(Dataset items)
========================
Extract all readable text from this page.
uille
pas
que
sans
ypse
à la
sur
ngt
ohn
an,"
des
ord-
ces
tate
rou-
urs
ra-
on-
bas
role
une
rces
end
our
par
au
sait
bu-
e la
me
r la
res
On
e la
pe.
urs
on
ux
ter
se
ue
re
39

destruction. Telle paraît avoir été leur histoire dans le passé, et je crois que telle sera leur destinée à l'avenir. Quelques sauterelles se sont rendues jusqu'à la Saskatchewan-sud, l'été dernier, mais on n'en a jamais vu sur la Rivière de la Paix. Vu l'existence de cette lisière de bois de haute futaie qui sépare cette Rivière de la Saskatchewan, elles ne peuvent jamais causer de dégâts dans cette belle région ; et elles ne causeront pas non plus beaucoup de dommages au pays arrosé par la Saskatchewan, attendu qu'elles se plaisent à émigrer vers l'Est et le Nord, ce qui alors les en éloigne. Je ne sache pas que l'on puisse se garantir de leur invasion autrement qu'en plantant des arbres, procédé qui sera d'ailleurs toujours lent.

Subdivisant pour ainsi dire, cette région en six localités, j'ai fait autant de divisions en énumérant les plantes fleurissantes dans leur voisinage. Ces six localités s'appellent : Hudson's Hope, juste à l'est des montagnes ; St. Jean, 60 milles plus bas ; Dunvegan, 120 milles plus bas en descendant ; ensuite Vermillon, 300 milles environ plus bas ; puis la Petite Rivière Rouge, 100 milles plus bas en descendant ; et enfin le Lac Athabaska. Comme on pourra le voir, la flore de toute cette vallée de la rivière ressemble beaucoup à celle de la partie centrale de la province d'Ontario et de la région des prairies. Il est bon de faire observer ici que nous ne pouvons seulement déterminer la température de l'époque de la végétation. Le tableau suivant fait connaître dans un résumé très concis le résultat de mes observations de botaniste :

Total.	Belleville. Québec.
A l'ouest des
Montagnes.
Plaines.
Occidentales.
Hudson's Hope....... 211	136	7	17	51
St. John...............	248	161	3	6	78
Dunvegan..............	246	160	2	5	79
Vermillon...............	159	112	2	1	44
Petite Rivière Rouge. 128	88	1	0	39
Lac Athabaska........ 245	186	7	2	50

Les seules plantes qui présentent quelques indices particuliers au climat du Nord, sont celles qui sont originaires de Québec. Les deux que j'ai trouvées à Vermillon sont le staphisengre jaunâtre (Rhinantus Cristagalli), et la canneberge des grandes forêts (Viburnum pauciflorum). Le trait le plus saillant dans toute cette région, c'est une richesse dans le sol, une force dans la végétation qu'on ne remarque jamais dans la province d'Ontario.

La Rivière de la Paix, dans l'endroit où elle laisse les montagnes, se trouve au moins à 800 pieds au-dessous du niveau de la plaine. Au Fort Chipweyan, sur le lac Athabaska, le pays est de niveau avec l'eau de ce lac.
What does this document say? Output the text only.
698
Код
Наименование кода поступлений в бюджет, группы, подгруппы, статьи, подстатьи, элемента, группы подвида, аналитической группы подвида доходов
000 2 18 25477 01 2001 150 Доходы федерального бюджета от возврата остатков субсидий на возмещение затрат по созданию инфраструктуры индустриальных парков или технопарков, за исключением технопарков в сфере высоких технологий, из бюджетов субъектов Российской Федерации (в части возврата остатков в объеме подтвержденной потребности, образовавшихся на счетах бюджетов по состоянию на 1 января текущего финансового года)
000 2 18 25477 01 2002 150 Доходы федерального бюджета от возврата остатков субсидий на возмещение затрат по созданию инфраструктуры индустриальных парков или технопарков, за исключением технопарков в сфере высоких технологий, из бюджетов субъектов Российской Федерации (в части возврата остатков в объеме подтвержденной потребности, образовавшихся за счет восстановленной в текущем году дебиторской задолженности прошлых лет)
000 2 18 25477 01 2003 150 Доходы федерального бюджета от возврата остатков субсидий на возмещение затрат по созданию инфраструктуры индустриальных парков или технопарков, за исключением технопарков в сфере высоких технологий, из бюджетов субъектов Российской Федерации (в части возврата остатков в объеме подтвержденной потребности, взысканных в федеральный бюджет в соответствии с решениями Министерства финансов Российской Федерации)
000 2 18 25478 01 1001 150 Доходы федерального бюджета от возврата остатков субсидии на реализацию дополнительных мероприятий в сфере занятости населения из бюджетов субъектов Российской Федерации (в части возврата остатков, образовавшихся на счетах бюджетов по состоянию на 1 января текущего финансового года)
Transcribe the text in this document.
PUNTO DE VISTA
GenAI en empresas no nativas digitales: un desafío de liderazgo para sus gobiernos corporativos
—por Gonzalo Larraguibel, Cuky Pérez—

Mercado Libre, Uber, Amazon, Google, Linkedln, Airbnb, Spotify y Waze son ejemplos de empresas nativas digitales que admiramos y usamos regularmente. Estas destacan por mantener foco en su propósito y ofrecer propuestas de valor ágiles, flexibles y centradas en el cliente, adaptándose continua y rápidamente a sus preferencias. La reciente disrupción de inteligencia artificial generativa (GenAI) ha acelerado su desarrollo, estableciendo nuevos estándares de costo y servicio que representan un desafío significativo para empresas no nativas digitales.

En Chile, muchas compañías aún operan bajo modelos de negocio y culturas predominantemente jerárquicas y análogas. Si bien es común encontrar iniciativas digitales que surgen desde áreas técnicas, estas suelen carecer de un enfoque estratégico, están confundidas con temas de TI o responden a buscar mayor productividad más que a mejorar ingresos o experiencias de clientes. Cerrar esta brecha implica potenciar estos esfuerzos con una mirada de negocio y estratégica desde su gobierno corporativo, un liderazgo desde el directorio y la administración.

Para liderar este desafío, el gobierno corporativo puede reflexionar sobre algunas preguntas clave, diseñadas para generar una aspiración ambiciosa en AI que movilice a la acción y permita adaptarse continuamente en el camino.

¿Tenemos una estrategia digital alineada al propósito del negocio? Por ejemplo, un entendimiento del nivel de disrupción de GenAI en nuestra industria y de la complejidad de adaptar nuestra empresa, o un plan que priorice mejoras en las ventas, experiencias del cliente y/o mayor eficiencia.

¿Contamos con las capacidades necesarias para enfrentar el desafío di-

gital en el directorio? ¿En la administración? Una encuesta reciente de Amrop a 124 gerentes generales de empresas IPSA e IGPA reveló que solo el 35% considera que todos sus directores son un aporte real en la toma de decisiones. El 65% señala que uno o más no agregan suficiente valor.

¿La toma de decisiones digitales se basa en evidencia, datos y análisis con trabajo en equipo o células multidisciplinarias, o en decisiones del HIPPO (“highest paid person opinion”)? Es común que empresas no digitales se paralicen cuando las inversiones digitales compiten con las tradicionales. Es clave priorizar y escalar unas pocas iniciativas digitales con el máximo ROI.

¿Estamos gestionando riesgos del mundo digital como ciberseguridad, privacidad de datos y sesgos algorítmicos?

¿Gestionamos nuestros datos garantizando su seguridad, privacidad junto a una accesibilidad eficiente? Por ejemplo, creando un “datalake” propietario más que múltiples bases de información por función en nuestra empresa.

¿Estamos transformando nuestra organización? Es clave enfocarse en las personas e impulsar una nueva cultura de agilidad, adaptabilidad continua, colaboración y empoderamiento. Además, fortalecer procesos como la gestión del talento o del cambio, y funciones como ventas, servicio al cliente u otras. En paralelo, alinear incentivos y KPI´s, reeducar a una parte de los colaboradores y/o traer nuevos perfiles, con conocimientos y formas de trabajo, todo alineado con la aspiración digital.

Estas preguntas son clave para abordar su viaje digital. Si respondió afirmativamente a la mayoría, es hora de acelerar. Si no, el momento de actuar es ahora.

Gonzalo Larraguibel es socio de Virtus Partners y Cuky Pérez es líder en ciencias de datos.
========================
From the records above, extract every entry verbatim.

### [Solution for this exercise]
Extract all readable text from this page.
uille
pas
que
sans
ypse
à la
sur
ngt
ohn
an,"
des
ord-
ces
tate
rou-
urs
ra-
on-
bas
role
une
rces
end
our
par
au
sait
bu-
e la
me
r la
res
On
e la
pe.
urs
on
ux
ter
se
ue
re
39

destruction. Telle paraît avoir été leur histoire dans le passé, et je crois que telle sera leur destinée à l'avenir. Quelques sauterelles se sont rendues jusqu'à la Saskatchewan-sud, l'été dernier, mais on n'en a jamais vu sur la Rivière de la Paix. Vu l'existence de cette lisière de bois de haute futaie qui sépare cette Rivière de la Saskatchewan, elles ne peuvent jamais causer de dégâts dans cette belle région ; et elles ne causeront pas non plus beaucoup de dommages au pays arrosé par la Saskatchewan, attendu qu'elles se plaisent à émigrer vers l'Est et le Nord, ce qui alors les en éloigne. Je ne sache pas que l'on puisse se garantir de leur invasion autrement qu'en plantant des arbres, procédé qui sera d'ailleurs toujours lent.

Subdivisant pour ainsi dire, cette région en six localités, j'ai fait autant de divisions en énumérant les plantes fleurissantes dans leur voisinage. Ces six localités s'appellent : Hudson's Hope, juste à l'est des montagnes ; St. Jean, 60 milles plus bas ; Dunvegan, 120 milles plus bas en descendant ; ensuite Vermillon, 300 milles environ plus bas ; puis la Petite Rivière Rouge, 100 milles plus bas en descendant ; et enfin le Lac Athabaska. Comme on pourra le voir, la flore de toute cette vallée de la rivière ressemble beaucoup à celle de la partie centrale de la province d'Ontario et de la région des prairies. Il est bon de faire observer ici que nous ne pouvons seulement déterminer la température de l'époque de la végétation. Le tableau suivant fait connaître dans un résumé très concis le résultat de mes observations de botaniste :

Total.	Belleville. Québec.
A l'ouest des
Montagnes.
Plaines.
Occidentales.
Hudson's Hope....... 211	136	7	17	51
St. John...............	248	161	3	6	78
Dunvegan..............	246	160	2	5	79
Vermillon...............	159	112	2	1	44
Petite Rivière Rouge. 128	88	1	0	39
Lac Athabaska........ 245	186	7	2	50

Les seules plantes qui présentent quelques indices particuliers au climat du Nord, sont celles qui sont originaires de Québec. Les deux que j'ai trouvées à Vermillon sont le staphisengre jaunâtre (Rhinantus Cristagalli), et la canneberge des grandes forêts (Viburnum pauciflorum). Le trait le plus saillant dans toute cette région, c'est une richesse dans le sol, une force dans la végétation qu'on ne remarque jamais dans la province d'Ontario.

La Rivière de la Paix, dans l'endroit où elle laisse les montagnes, se trouve au moins à 800 pieds au-dessous du niveau de la plaine. Au Fort Chipweyan, sur le lac Athabaska, le pays est de niveau avec l'eau de ce lac.
What does this document say? Output the text only.
698
Код
Наименование кода поступлений в бюджет, группы, подгруппы, статьи, подстатьи, элемента, группы подвида, аналитической группы подвида доходов
000 2 18 25477 01 2001 150 Доходы федерального бюджета от возврата остатков субсидий на возмещение затрат по созданию инфраструктуры индустриальных парков или технопарков, за исключением технопарков в сфере высоких технологий, из бюджетов субъектов Российской Федерации (в части возврата остатков в объеме подтвержденной потребности, образовавшихся на счетах бюджетов по состоянию на 1 января текущего финансового года)
000 2 18 25477 01 2002 150 Доходы федерального бюджета от возврата остатков субсидий на возмещение затрат по созданию инфраструктуры индустриальных парков или технопарков, за исключением технопарков в сфере высоких технологий, из бюджетов субъектов Российской Федерации (в части возврата остатков в объеме подтвержденной потребности, образовавшихся за счет восстановленной в текущем году дебиторской задолженности прошлых лет)
000 2 18 25477 01 2003 150 Доходы федерального бюджета от возврата остатков субсидий на возмещение затрат по созданию инфраструктуры индустриальных парков или технопарков, за исключением технопарков в сфере высоких технологий, из бюджетов субъектов Российской Федерации (в части возврата остатков в объеме подтвержденной потребности, взысканных в федеральный бюджет в соответствии с решениями Министерства финансов Российской Федерации)
000 2 18 25478 01 1001 150 Доходы федерального бюджета от возврата остатков субсидии на реализацию дополнительных мероприятий в сфере занятости населения из бюджетов субъектов Российской Федерации (в части возврата остатков, образовавшихся на счетах бюджетов по состоянию на 1 января текущего финансового года)
Transcribe the text in this document.
PUNTO DE VISTA
GenAI en empresas no nativas digitales: un desafío de liderazgo para sus gobiernos corporativos
—por Gonzalo Larraguibel, Cuky Pérez—

Mercado Libre, Uber, Amazon, Google, Linkedln, Airbnb, Spotify y Waze son ejemplos de empresas nativas digitales que admiramos y usamos regularmente. Estas destacan por mantener foco en su propósito y ofrecer propuestas de valor ágiles, flexibles y centradas en el cliente, adaptándose continua y rápidamente a sus preferencias. La reciente disrupción de inteligencia artificial generativa (GenAI) ha acelerado su desarrollo, estableciendo nuevos estándares de costo y servicio que representan un desafío significativo para empresas no nativas digitales.

En Chile, muchas compañías aún operan bajo modelos de negocio y culturas predominantemente jerárquicas y análogas. Si bien es común encontrar iniciativas digitales que surgen desde áreas técnicas, estas suelen carecer de un enfoque estratégico, están confundidas con temas de TI o responden a buscar mayor productividad más que a mejorar ingresos o experiencias de clientes. Cerrar esta brecha implica potenciar estos esfuerzos con una mirada de negocio y estratégica desde su gobierno corporativo, un liderazgo desde el directorio y la administración.

Para liderar este desafío, el gobierno corporativo puede reflexionar sobre algunas preguntas clave, diseñadas para generar una aspiración ambiciosa en AI que movilice a la acción y permita adaptarse continuamente en el camino.

¿Tenemos una estrategia digital alineada al propósito del negocio? Por ejemplo, un entendimiento del nivel de disrupción de GenAI en nuestra industria y de la complejidad de adaptar nuestra empresa, o un plan que priorice mejoras en las ventas, experiencias del cliente y/o mayor eficiencia.

¿Contamos con las capacidades necesarias para enfrentar el desafío di-

gital en el directorio? ¿En la administración? Una encuesta reciente de Amrop a 124 gerentes generales de empresas IPSA e IGPA reveló que solo el 35% considera que todos sus directores son un aporte real en la toma de decisiones. El 65% señala que uno o más no agregan suficiente valor.

¿La toma de decisiones digitales se basa en evidencia, datos y análisis con trabajo en equipo o células multidisciplinarias, o en decisiones del HIPPO (“highest paid person opinion”)? Es común que empresas no digitales se paralicen cuando las inversiones digitales compiten con las tradicionales. Es clave priorizar y escalar unas pocas iniciativas digitales con el máximo ROI.

¿Estamos gestionando riesgos del mundo digital como ciberseguridad, privacidad de datos y sesgos algorítmicos?

¿Gestionamos nuestros datos garantizando su seguridad, privacidad junto a una accesibilidad eficiente? Por ejemplo, creando un “datalake” propietario más que múltiples bases de información por función en nuestra empresa.

¿Estamos transformando nuestra organización? Es clave enfocarse en las personas e impulsar una nueva cultura de agilidad, adaptabilidad continua, colaboración y empoderamiento. Además, fortalecer procesos como la gestión del talento o del cambio, y funciones como ventas, servicio al cliente u otras. En paralelo, alinear incentivos y KPI´s, reeducar a una parte de los colaboradores y/o traer nuevos perfiles, con conocimientos y formas de trabajo, todo alineado con la aspiración digital.

Estas preguntas son clave para abordar su viaje digital. Si respondió afirmativamente a la mayoría, es hora de acelerar. Si no, el momento de actuar es ahora.

Gonzalo Larraguibel es socio de Virtus Partners y Cuky Pérez es líder en ciencias de datos.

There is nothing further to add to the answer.